● EXTRAIT:
================================

Dans un monde marqué par le « désenchantement » décrit par le sociologue Max Weber – une ère de rationalité triomphante où le sacré semble relégué aux marges –, la franc-maçonnerie émerge comme un possible antidote. C’est précisément ce thème que proposera d’explorer Thomas Denicourt, Grand Maître Général de l’Ordre Initiatique et Traditionnel de l’Art Royal (OITAR), lors d’une conférence publique exceptionnelle le vendredi 19 septembre 2025 à 21h.

Organisée par l’OITAR en présence de son Grand Maître, cette rencontre se tiendra à l’Hôtel du Petit Louvre, au 1 rue Linard Gontier, dans le cœur historique de Troyes. Une occasion rare pour profanes, curieux et chercheurs de sens de plonger dans les arcanes de l’Art Royal, loin des clichés et des fantasmes.

Une figure emblématique de la maçonnerie contemporaine

Thomas Denicourt, initié depuis plus de vingt ans au sein de l’OITAR, incarne une approche moderne et vivante de la franc-maçonnerie. Docteur en physique et passionné par les symboles, il est surnommé « Boulonnais, l’Épicurien du Savoir » pour sa quête joyeuse de connaissance. À la tête de l’OITAR depuis plusieurs années, il défend une maçonnerie comme « espace privilégié de respiration » et « temps qui laisse le temps au temps ». Dans une récente interview accordée à 450.fm, il soulignait :

« Le fait de ne pas avoir d’enjeu, pas d’objectif à atteindre, pas de date limite pour tel ou tel travail, ne pas être jugé, ne pas avoir de note, tout cela est précieux, et chaque maçon devrait prendre conscience de cette chance. »

Sa vision allie tradition initiatique et ouverture sur le monde, faisant de lui une figure respectée dans les cercles maçonniques libéraux.

L’OITAR : une renaissance initiatique née il y a cinquante ans

Fondé en 1974 par Jacques de La Personne, ancien grand orateur adjoint du Grand Orient de France, l’OITAR représente une renaissance de la franc-maçonnerie initiatique et traditionnelle. Issu d’une réflexion profonde sur la perte de substance symbolique dans les rituels maçonniques des années 1970, cet ordre s’est détaché du GODF pour préserver une pratique plus authentique et mixte – ouverte aux femmes et aux hommes de bonne volonté.

================================

● CONSIGNES DE TRAVAIL:
1. D'après l'extrait, en quel lieu et à quelle adresse se tiendra la conférence de Thomas Denicourt ?
2. Indiquez si chacune des affirmations suivantes concorde avec l'extrait : (a) la conférence aura lieu un vendredi soir de septembre 2025 ; (b) Thomas Denicourt est docteur en histoire ; (c) l'OITAR n'admet que des hommes.
Les items n'ont aucun lien avec l'extrait.

================================

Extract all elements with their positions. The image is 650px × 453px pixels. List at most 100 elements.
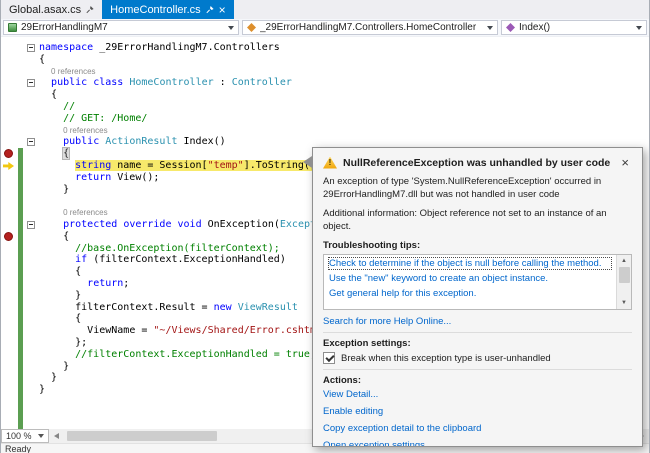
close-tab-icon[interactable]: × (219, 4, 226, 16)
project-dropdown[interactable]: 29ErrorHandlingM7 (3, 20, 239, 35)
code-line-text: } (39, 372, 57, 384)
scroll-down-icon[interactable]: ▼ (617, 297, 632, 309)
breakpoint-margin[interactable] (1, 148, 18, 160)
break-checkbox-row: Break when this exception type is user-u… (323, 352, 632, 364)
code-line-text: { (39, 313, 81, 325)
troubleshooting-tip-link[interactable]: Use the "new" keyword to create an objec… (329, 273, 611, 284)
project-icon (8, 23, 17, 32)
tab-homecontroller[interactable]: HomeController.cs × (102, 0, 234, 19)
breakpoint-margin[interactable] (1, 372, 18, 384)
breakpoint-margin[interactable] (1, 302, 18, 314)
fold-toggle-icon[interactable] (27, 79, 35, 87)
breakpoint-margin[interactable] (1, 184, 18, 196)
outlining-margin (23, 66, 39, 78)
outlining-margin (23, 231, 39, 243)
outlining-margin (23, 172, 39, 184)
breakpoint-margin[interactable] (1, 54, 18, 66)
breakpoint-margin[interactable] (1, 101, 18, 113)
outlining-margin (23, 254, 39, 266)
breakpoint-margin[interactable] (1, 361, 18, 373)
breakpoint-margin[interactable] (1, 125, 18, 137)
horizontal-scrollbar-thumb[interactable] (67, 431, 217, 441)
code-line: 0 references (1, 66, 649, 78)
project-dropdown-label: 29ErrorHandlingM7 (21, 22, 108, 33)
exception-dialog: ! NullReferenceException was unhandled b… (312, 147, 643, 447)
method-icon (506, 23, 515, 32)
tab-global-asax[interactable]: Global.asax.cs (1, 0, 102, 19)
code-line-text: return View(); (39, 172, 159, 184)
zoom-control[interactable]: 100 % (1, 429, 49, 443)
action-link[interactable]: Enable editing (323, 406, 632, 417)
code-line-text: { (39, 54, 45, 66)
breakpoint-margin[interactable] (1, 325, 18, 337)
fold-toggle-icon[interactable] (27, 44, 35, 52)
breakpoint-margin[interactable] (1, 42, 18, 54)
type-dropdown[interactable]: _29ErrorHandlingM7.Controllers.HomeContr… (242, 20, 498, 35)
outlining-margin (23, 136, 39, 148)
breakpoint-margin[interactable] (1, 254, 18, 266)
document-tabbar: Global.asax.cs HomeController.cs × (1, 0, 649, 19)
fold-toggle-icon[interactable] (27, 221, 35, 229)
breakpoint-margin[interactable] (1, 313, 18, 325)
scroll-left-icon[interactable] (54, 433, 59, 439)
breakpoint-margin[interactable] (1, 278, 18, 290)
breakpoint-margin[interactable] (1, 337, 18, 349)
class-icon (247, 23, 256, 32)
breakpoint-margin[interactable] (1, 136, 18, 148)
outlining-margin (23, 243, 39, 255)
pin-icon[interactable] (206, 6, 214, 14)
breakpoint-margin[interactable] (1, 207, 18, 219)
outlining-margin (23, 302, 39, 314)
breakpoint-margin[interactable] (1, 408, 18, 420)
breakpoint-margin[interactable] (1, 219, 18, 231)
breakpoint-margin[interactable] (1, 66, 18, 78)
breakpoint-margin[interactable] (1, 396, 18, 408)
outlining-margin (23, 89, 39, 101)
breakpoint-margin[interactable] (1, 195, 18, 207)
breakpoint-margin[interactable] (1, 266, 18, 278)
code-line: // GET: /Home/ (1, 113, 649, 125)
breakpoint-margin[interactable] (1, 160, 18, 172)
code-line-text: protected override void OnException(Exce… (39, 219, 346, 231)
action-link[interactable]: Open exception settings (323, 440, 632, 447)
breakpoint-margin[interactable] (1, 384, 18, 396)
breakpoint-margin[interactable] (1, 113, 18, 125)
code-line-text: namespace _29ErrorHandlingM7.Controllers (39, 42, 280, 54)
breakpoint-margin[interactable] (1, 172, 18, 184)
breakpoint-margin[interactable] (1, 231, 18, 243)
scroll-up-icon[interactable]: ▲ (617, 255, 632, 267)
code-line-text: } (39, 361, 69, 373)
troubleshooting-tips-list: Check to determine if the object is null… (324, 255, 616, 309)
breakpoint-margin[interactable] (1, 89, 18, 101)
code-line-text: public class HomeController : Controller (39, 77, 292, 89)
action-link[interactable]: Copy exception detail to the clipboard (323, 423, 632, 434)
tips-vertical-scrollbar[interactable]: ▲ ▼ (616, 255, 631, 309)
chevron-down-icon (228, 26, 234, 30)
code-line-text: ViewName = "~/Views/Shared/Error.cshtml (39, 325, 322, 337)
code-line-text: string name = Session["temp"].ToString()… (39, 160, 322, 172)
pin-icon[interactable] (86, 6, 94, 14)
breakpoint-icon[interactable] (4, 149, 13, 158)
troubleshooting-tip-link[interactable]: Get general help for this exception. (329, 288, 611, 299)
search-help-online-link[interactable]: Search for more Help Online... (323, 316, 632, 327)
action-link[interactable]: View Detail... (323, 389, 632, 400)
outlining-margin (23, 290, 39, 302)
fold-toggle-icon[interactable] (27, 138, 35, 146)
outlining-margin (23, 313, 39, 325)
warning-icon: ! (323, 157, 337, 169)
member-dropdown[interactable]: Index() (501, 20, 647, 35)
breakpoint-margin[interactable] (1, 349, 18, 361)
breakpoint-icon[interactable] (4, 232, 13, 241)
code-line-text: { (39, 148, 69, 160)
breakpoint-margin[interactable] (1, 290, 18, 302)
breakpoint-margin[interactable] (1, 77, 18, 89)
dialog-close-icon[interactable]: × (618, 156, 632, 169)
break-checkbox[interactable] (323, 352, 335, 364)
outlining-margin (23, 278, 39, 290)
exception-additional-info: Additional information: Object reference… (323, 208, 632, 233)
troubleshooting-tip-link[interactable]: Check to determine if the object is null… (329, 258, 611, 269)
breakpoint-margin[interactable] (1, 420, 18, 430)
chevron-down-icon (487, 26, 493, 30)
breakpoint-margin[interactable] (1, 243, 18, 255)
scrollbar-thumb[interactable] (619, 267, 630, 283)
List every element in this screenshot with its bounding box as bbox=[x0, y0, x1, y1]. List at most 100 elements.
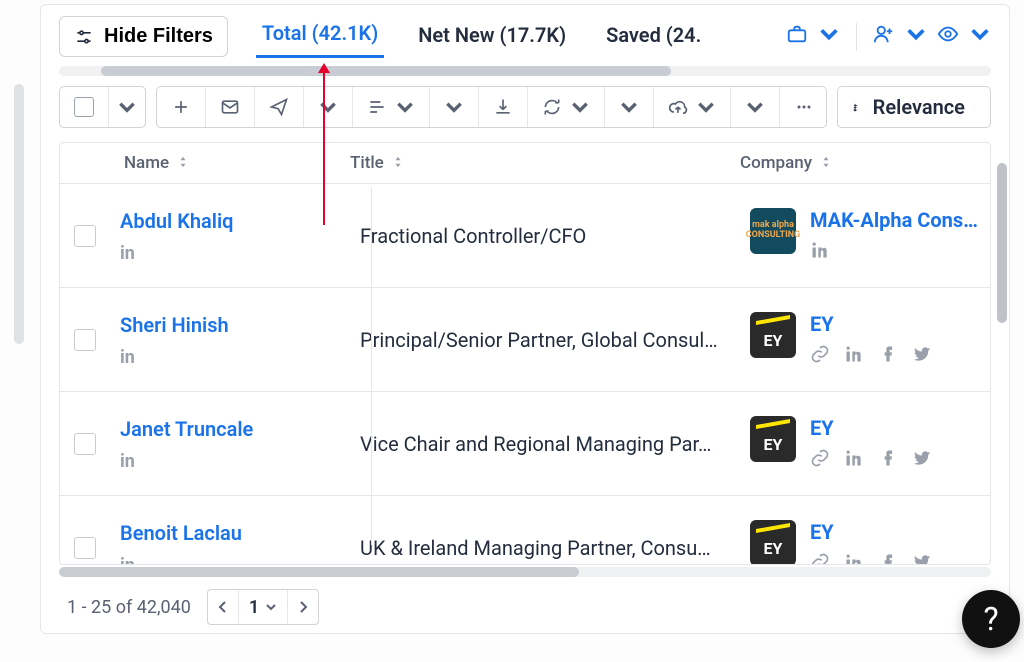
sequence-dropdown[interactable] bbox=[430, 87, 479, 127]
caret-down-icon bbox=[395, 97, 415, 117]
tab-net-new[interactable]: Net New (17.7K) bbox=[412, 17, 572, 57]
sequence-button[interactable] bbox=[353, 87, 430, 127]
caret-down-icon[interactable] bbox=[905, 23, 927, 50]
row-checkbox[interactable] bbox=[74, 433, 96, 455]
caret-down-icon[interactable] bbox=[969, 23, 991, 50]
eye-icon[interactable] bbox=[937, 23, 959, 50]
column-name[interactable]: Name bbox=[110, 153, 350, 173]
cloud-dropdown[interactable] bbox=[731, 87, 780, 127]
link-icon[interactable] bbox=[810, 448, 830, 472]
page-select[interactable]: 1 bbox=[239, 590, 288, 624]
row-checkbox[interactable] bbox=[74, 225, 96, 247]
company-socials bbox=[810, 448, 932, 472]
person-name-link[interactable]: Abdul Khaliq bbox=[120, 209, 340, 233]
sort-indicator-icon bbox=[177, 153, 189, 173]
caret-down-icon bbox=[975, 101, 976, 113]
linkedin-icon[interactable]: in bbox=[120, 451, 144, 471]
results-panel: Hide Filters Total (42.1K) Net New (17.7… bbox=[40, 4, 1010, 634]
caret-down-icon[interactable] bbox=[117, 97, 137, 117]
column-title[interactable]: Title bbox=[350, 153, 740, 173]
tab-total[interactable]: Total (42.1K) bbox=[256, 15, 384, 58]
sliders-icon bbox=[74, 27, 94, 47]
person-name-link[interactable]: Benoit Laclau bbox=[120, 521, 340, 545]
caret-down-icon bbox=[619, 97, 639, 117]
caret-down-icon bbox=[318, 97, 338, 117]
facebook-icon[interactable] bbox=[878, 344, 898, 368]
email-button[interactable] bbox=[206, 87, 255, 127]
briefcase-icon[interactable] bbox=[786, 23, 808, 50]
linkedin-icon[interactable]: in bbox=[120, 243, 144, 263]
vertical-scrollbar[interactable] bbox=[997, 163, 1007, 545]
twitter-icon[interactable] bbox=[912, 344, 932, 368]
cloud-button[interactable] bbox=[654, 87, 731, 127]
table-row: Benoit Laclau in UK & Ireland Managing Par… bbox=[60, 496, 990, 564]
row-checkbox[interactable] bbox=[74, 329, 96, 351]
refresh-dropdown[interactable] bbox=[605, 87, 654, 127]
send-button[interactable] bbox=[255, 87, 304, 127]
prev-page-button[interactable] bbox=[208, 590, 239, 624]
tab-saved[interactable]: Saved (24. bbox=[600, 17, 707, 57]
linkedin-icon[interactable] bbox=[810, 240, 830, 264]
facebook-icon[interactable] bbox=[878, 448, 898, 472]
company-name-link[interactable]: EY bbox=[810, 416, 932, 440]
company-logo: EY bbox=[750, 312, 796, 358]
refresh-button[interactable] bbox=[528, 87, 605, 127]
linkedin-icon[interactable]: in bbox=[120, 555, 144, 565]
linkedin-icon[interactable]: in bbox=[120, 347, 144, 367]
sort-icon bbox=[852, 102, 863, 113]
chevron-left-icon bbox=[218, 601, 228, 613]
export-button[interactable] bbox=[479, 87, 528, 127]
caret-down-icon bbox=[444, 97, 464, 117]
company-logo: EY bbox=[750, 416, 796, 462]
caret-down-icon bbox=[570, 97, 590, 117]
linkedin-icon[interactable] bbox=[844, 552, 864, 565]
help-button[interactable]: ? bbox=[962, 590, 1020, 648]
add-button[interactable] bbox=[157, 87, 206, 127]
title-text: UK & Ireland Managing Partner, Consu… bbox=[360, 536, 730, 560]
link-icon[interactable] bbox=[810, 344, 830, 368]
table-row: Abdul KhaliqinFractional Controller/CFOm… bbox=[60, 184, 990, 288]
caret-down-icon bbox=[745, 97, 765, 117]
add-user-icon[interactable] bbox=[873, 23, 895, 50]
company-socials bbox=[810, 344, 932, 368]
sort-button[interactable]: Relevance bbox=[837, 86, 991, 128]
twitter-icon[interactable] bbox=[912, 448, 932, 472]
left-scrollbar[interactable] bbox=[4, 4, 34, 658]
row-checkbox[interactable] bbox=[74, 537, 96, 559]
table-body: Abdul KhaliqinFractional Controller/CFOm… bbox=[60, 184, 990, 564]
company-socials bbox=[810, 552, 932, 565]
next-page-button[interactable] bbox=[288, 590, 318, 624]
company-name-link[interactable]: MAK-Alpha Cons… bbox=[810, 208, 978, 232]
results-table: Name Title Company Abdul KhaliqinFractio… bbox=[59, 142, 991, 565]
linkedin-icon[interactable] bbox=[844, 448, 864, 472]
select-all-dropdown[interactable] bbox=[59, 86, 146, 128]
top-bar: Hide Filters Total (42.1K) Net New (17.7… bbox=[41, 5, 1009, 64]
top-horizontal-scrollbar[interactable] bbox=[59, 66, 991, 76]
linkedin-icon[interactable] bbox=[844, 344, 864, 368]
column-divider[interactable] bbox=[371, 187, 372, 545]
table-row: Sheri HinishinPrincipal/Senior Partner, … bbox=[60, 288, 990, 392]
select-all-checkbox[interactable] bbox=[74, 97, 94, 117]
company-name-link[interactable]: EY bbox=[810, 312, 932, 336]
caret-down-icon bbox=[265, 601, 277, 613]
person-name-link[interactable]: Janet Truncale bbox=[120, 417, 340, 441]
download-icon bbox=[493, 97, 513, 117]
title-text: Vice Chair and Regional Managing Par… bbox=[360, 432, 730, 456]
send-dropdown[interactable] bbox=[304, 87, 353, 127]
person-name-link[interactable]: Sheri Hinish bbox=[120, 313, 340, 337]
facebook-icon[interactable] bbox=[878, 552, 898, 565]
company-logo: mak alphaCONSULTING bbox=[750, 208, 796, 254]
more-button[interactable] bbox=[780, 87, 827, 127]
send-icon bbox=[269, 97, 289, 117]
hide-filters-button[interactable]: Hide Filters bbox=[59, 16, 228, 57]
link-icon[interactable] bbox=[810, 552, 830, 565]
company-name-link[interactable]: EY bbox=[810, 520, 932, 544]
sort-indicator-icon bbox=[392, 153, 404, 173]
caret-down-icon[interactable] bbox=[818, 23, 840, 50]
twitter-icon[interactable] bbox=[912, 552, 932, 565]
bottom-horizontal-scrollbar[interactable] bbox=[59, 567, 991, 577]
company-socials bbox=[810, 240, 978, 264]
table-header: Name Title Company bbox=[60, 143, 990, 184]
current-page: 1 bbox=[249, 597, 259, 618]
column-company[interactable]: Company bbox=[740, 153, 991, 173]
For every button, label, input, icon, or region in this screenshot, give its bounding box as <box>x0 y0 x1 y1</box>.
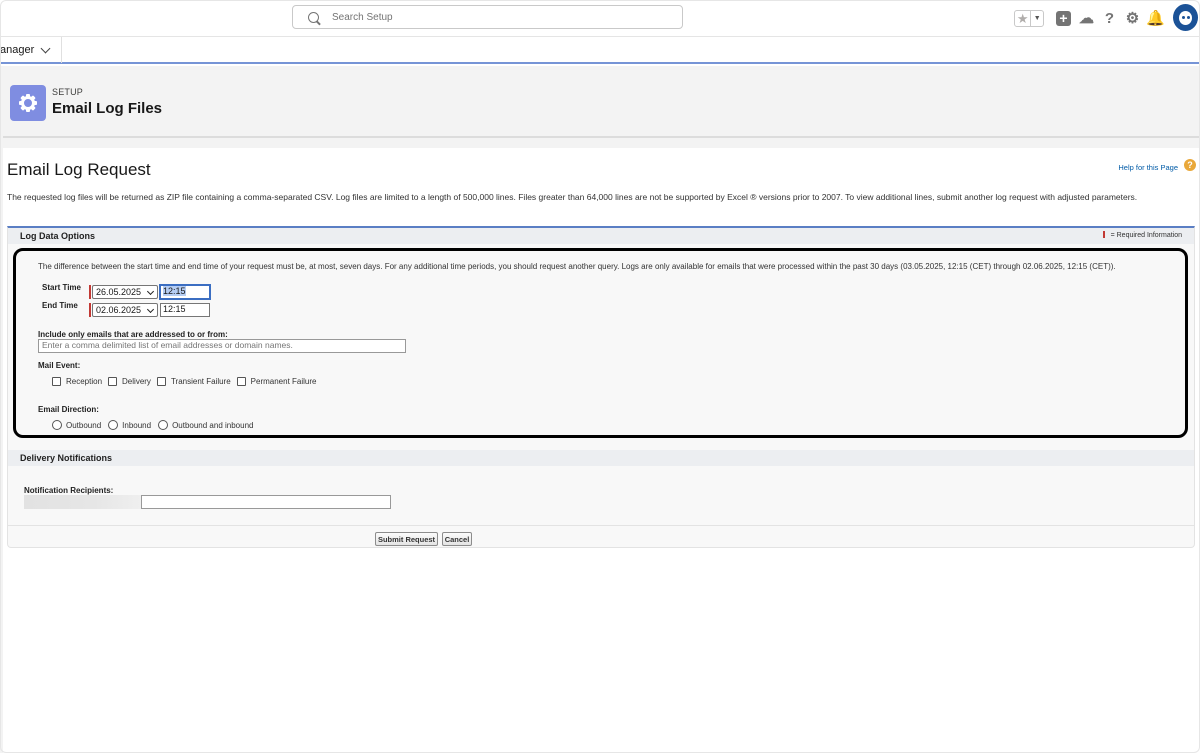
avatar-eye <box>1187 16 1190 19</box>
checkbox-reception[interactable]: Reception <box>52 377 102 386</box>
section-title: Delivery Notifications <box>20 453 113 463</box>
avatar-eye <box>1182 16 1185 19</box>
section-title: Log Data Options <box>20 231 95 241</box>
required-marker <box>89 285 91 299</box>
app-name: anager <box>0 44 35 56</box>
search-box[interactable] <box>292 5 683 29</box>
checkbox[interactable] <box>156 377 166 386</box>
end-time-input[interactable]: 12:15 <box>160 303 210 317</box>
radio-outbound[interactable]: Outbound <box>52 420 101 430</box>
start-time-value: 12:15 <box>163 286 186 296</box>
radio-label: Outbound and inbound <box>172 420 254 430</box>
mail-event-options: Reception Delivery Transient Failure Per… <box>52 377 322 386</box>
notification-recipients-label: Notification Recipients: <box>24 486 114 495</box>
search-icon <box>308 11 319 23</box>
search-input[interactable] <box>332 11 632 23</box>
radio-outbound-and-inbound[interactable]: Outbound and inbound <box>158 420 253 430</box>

================================

● ENSEMBLE DES RÉPONSES:
1. À l'Hôtel du Petit Louvre, au 1 rue Linard Gontier, dans le cœur historique de Troyes.

2.
(a) Oui : « le vendredi 19 septembre 2025 à 21h ».
(b) Non : « Docteur en physique ».
(c) Non : « ouverte aux femmes et aux hommes de bonne volonté ».